## EXERCISE MATERIALS
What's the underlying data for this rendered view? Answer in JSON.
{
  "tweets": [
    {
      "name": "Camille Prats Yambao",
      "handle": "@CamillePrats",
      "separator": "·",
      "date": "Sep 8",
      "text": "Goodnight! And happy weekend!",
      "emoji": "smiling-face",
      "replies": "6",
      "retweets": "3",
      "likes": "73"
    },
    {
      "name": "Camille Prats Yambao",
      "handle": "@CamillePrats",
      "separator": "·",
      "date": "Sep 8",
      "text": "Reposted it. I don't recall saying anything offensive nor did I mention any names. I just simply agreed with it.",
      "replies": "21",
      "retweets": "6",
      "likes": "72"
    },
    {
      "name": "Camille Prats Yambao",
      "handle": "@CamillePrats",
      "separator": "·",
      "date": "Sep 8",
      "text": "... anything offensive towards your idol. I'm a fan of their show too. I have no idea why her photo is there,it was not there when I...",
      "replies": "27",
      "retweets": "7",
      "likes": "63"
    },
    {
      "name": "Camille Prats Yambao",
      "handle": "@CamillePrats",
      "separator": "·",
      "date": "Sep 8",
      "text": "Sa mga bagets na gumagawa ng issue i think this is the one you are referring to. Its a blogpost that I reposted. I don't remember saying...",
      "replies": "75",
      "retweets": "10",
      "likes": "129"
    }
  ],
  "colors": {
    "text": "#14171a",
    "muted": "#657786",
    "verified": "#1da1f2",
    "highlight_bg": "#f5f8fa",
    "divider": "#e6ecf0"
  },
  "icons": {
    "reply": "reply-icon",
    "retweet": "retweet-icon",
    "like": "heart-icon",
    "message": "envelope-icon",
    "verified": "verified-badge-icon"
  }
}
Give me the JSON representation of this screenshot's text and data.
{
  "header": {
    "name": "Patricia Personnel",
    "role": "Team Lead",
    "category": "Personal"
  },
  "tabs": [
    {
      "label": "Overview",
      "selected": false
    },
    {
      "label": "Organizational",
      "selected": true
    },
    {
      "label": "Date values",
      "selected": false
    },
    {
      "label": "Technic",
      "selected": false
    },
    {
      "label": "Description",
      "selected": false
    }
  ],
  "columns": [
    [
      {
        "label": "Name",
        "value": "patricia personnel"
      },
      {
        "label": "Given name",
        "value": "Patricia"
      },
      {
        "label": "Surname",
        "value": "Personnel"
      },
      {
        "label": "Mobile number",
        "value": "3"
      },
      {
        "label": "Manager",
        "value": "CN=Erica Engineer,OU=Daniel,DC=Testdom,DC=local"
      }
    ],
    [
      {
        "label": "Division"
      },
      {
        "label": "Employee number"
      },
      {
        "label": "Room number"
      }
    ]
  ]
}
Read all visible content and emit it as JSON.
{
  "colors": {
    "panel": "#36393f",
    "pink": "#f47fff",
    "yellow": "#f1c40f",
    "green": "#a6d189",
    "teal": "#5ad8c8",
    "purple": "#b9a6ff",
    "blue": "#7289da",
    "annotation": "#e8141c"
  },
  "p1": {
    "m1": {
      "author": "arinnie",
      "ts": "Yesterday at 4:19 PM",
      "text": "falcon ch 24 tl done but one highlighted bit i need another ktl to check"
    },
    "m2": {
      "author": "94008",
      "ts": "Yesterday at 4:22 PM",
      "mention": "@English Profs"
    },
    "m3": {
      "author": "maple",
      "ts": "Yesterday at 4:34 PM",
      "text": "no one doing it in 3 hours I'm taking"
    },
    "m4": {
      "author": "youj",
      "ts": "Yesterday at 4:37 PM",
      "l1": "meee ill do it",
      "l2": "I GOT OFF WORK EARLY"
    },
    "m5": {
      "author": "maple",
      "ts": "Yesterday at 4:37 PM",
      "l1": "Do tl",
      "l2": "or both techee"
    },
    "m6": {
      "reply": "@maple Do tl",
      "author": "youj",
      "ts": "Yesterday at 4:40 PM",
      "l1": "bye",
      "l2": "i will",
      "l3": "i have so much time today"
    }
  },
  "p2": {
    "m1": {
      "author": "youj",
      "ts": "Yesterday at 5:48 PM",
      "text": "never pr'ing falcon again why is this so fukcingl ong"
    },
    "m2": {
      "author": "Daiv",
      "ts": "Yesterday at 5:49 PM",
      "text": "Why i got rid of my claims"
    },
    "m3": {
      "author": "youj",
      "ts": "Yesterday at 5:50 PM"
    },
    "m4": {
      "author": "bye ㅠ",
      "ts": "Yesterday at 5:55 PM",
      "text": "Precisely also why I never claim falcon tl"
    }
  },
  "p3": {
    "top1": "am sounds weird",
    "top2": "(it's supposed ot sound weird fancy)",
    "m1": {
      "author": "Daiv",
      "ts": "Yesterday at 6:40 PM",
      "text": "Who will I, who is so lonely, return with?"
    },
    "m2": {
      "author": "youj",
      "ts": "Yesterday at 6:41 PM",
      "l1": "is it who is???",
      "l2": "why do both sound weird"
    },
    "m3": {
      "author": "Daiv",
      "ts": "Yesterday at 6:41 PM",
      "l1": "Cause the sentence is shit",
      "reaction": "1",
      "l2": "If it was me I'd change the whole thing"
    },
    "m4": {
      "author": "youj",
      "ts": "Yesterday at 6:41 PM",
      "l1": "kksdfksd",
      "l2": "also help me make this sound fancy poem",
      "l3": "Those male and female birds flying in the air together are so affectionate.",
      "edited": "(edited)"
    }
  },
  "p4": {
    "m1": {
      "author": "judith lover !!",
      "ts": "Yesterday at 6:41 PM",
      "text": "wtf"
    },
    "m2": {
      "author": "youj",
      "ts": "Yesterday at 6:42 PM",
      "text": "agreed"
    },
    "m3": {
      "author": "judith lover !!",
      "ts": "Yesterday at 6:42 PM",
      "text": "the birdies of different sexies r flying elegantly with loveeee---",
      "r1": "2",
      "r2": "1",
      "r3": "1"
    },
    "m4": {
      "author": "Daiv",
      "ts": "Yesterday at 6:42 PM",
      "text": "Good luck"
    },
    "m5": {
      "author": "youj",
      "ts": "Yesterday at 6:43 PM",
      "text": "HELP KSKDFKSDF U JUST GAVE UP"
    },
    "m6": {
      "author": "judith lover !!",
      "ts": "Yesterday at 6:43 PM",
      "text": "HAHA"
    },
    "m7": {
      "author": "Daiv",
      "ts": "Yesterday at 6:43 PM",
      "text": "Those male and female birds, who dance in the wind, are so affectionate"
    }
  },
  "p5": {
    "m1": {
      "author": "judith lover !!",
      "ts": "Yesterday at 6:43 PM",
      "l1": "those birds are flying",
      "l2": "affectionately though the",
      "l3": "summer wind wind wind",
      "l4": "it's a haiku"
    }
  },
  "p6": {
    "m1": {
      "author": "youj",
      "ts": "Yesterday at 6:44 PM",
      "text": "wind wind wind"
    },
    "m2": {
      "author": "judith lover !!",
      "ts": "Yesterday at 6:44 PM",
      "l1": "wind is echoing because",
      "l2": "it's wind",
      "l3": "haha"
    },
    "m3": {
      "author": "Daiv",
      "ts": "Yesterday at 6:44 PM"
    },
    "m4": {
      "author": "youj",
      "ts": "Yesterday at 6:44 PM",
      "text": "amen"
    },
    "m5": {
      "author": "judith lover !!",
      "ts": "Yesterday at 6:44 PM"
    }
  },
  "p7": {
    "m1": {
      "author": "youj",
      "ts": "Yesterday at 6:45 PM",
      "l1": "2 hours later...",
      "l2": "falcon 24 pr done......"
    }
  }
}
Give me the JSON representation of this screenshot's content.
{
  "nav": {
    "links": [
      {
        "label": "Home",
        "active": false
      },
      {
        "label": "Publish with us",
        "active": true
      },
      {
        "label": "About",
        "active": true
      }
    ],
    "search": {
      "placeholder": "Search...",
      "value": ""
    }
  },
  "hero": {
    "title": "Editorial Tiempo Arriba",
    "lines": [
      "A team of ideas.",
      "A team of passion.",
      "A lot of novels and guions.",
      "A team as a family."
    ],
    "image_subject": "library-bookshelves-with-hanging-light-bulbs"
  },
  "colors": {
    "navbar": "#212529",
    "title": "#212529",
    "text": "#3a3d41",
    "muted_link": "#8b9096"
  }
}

## OBJECTIVE
State how many lines of the listing above include the word "content". Give nothing but the number.

## THE SOLUTION
2